━━━ Extracto proporcionado

Cliff Booth vuelve al ring: la secuela de Tarantino que Tarantino no quiso dirigir
Netflix oficializó la fecha y el título de la continuación de Érase una vez en Hollywood, con Brad Pitt en la piel del doble de riesgo que le dio su primer Oscar y un cambio de director que promete sacudir al personaje.
Bueno, che, arranco confesándoles algo: cuando me enteré de la noticia se me vino a la cabeza él, el Gato, con la remera mojada y la sangre en la cara, diciendo que la mejor historia de Hollywood era la que no necesitaba doble. Y ahora resulta que ese mismo personaje, el Cliff Booth que le valió al Pitt el primer Oscar, va a tener su propia revancha en la pantalla. Así que acompañénme, porque esta película tiene condimento de sobra para el baile del sábado.
La plataforma Netflix terminó de oficializar lo que venía rumoreándose desde hace meses: la secuela de Érase una vez en Hollywood lleva por nombre Las nuevas desventuras de Cliff Booth y tiene fecha de desembarco en streaming para el 23 de diciembre, aunque antes, durante noviembre, pasará por salas IMAX de todo el mundo con dos semanas previas de exhibición. La idea es que el espectador pueda ver la película en la pantalla grande antes de que quede a un click de distancia.

━━━━━━
━━━ Datos

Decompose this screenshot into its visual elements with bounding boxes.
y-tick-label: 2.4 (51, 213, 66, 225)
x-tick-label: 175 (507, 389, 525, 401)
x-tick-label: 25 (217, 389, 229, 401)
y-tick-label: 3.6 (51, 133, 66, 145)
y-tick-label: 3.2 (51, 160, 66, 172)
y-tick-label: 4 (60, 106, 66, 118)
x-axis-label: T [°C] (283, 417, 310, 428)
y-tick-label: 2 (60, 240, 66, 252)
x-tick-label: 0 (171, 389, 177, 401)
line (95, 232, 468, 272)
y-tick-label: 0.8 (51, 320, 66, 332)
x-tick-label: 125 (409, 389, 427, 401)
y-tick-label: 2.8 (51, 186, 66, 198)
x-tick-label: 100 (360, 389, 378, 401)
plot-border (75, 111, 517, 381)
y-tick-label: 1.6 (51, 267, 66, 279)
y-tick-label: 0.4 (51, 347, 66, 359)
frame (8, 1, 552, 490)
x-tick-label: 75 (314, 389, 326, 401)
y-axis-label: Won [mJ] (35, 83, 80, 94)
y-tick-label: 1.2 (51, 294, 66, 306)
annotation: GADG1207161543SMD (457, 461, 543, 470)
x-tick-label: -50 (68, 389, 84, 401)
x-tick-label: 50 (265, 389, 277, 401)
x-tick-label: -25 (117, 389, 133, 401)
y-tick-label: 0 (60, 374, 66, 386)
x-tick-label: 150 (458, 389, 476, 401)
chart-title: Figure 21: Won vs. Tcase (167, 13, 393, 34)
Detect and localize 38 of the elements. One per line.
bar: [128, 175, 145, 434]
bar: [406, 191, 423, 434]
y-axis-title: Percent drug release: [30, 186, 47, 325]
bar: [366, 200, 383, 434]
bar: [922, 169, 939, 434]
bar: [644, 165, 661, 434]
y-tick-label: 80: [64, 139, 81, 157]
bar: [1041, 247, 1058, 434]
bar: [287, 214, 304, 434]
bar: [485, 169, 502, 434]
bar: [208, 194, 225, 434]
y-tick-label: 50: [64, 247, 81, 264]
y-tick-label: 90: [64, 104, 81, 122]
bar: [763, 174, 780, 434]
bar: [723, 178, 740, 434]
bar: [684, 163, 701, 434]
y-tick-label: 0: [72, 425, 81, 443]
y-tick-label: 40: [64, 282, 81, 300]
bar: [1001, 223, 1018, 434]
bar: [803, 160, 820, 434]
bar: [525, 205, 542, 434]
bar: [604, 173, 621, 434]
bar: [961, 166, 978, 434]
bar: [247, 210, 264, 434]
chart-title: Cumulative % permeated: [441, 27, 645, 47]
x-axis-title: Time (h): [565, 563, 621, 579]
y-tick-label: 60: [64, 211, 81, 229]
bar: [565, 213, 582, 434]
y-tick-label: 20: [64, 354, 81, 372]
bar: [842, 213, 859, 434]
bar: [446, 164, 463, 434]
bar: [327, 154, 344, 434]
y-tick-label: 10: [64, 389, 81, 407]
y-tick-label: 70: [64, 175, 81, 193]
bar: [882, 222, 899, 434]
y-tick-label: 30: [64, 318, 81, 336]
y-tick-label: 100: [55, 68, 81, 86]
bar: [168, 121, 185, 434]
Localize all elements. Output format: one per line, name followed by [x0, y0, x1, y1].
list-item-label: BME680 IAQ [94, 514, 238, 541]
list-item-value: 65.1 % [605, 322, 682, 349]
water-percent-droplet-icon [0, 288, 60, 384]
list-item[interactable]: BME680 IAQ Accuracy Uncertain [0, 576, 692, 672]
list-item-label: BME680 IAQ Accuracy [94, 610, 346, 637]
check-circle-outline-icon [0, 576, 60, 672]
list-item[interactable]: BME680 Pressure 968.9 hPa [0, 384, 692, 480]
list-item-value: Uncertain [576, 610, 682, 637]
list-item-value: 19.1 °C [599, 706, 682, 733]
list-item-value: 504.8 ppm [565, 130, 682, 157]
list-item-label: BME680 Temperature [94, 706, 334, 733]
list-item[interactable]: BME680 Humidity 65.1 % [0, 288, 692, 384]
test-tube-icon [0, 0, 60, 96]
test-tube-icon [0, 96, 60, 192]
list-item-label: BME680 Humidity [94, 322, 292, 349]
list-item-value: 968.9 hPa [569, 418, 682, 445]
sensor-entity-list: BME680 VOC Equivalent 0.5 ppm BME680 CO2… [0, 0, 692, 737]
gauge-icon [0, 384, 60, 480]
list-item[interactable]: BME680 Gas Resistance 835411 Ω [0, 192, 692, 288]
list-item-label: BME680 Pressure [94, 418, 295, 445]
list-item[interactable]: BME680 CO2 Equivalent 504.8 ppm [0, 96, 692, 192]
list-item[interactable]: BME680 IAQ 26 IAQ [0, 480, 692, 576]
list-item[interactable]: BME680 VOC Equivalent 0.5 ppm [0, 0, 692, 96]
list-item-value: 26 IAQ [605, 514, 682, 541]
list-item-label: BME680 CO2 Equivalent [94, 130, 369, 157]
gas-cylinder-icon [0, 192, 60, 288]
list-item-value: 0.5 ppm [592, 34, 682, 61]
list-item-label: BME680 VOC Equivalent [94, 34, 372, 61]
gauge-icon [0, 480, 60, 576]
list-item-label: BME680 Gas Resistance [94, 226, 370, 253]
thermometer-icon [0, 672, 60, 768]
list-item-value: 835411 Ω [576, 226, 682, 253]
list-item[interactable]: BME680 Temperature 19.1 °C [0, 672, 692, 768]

━━━━━━

▶ [Ejercicios a resolver]:
**A.** Reproduce textualmente, de la nota sobre la secuela, todo lo que va desde "Bueno, che, arranco" hasta "baile del sábado.".
**B.** Resume en menos palabras el párrafo de la nota sobre la secuela que empieza con "La plataforma Netflix terminó de oficializar", sin perder sus datos principales.

▶ [Respuestas]:
**A.**
Bueno, che, arranco confesándoles algo: cuando me enteré de la noticia se me vino a la cabeza él, el Gato, con la remera mojada y la sangre en la cara, diciendo que la mejor historia de Hollywood era la que no necesitaba doble. Y ahora resulta que ese mismo personaje, el Cliff Booth que le valió al Pitt el primer Oscar, va a tener su propia revancha en la pantalla. Así que acompañénme, porque esta película tiene condimento de sobra para el baile del sábado.

**B.** Tras meses de rumores, Netflix confirmó que la secuela de Érase una vez en Hollywood se titula Las nuevas desventuras de Cliff Booth. Llegará al streaming el 23 de diciembre, pero antes, en noviembre, se proyectará durante dos semanas en salas IMAX de todo el mundo, para que pueda verse en pantalla grande antes de estar disponible en la plataforma.